** What you are asked to do **
Using the entries that follow, collect the lines where the word "target" appears.

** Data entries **
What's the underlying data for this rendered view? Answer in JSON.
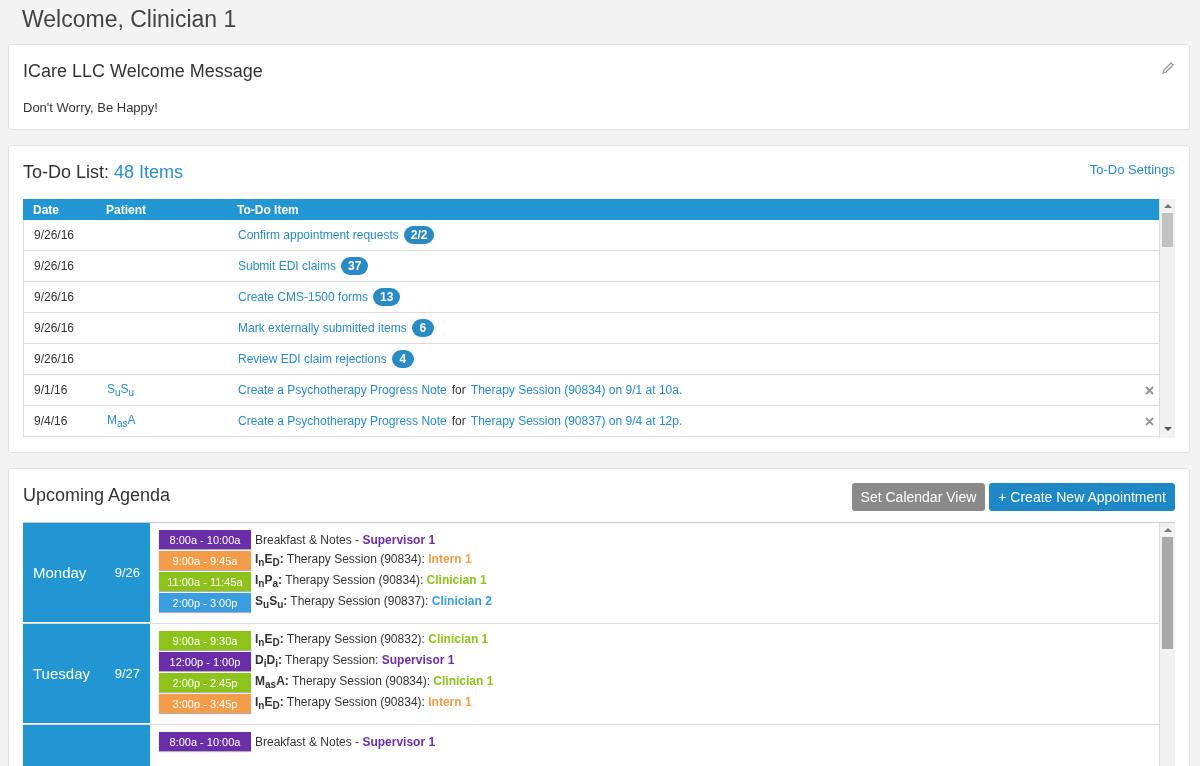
{
  "page_title": "Welcome, Clinician 1",
  "welcome_card": {
    "title": "ICare LLC Welcome Message",
    "message": "Don't Worry, Be Happy!"
  },
  "todo": {
    "title": "To-Do List:",
    "count": "48 Items",
    "settings_link": "To-Do Settings",
    "columns": [
      "Date",
      "Patient",
      "To-Do Item"
    ],
    "rows": [
      {
        "date": "9/26/16",
        "item": {
          "action": "Confirm appointment requests",
          "badge": "2/2"
        },
        "dismissible": false
      },
      {
        "date": "9/26/16",
        "item": {
          "action": "Submit EDI claims",
          "badge": "37"
        },
        "dismissible": false
      },
      {
        "date": "9/26/16",
        "item": {
          "action": "Create CMS-1500 forms",
          "badge": "13"
        },
        "dismissible": false
      },
      {
        "date": "9/26/16",
        "item": {
          "action": "Mark externally submitted items",
          "badge": "6"
        },
        "dismissible": false
      },
      {
        "date": "9/26/16",
        "item": {
          "action": "Review EDI claim rejections",
          "badge": "4"
        },
        "dismissible": false
      },
      {
        "date": "9/1/16",
        "patient": "S$_{u}$S$_{u}$",
        "item": {
          "action": "Create a Psychotherapy Progress Note",
          "connector": "for",
          "target": "Therapy Session (90834) on 9/1 at 10a."
        },
        "dismissible": true
      },
      {
        "date": "9/4/16",
        "patient": "M$_{as}$A",
        "item": {
          "action": "Create a Psychotherapy Progress Note",
          "connector": "for",
          "target": "Therapy Session (90837) on 9/4 at 12p."
        },
        "dismissible": true
      }
    ]
  },
  "agenda": {
    "title": "Upcoming Agenda",
    "buttons": [
      {
        "label": "Set Calendar View",
        "kind": "secondary"
      },
      {
        "label": "+ Create New Appointment",
        "kind": "primary"
      }
    ],
    "days": [
      {
        "day": "Monday",
        "date": "9/26",
        "events": [
          {
            "time": "8:00a - 10:00a",
            "color": "#6a2ea8",
            "description": "Breakfast & Notes - ",
            "provider": "Supervisor 1"
          },
          {
            "time": "9:00a - 9:45a",
            "color": "#f39c4a",
            "patient": "I$_{n}$E$_{D}$:",
            "description": " Therapy Session (90834): ",
            "provider": "Intern 1"
          },
          {
            "time": "11:00a - 11:45a",
            "color": "#8cc21a",
            "patient": "I$_{n}$P$_{a}$:",
            "description": " Therapy Session (90834): ",
            "provider": "Clinician 1"
          },
          {
            "time": "2:00p - 3:00p",
            "color": "#3a9de0",
            "patient": "S$_{u}$S$_{u}$:",
            "description": " Therapy Session (90837): ",
            "provider": "Clinician 2"
          }
        ]
      },
      {
        "day": "Tuesday",
        "date": "9/27",
        "events": [
          {
            "time": "9:00a - 9:30a",
            "color": "#8cc21a",
            "patient": "I$_{n}$E$_{D}$:",
            "description": " Therapy Session (90832): ",
            "provider": "Clinician 1"
          },
          {
            "time": "12:00p - 1:00p",
            "color": "#6a2ea8",
            "patient": "D$_{i}$D$_{i}$:",
            "description": " Therapy Session: ",
            "provider": "Supervisor 1"
          },
          {
            "time": "2:00p - 2:45p",
            "color": "#8cc21a",
            "patient": "M$_{as}$A:",
            "description": " Therapy Session (90834): ",
            "provider": "Clinician 1"
          },
          {
            "time": "3:00p - 3:45p",
            "color": "#f39c4a",
            "patient": "I$_{n}$E$_{D}$:",
            "description": " Therapy Session (90834): ",
            "provider": "Intern 1"
          }
        ]
      },
      {
        "events": [
          {
            "time": "8:00a - 10:00a",
            "color": "#6a2ea8",
            "description": "Breakfast & Notes - ",
            "provider": "Supervisor 1"
          }
        ]
      }
    ]
  }
}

** Solution for this problem **
          "target": "Therapy Session (90834) on 9/1 at 10a."
          "target": "Therapy Session (90837) on 9/4 at 12p."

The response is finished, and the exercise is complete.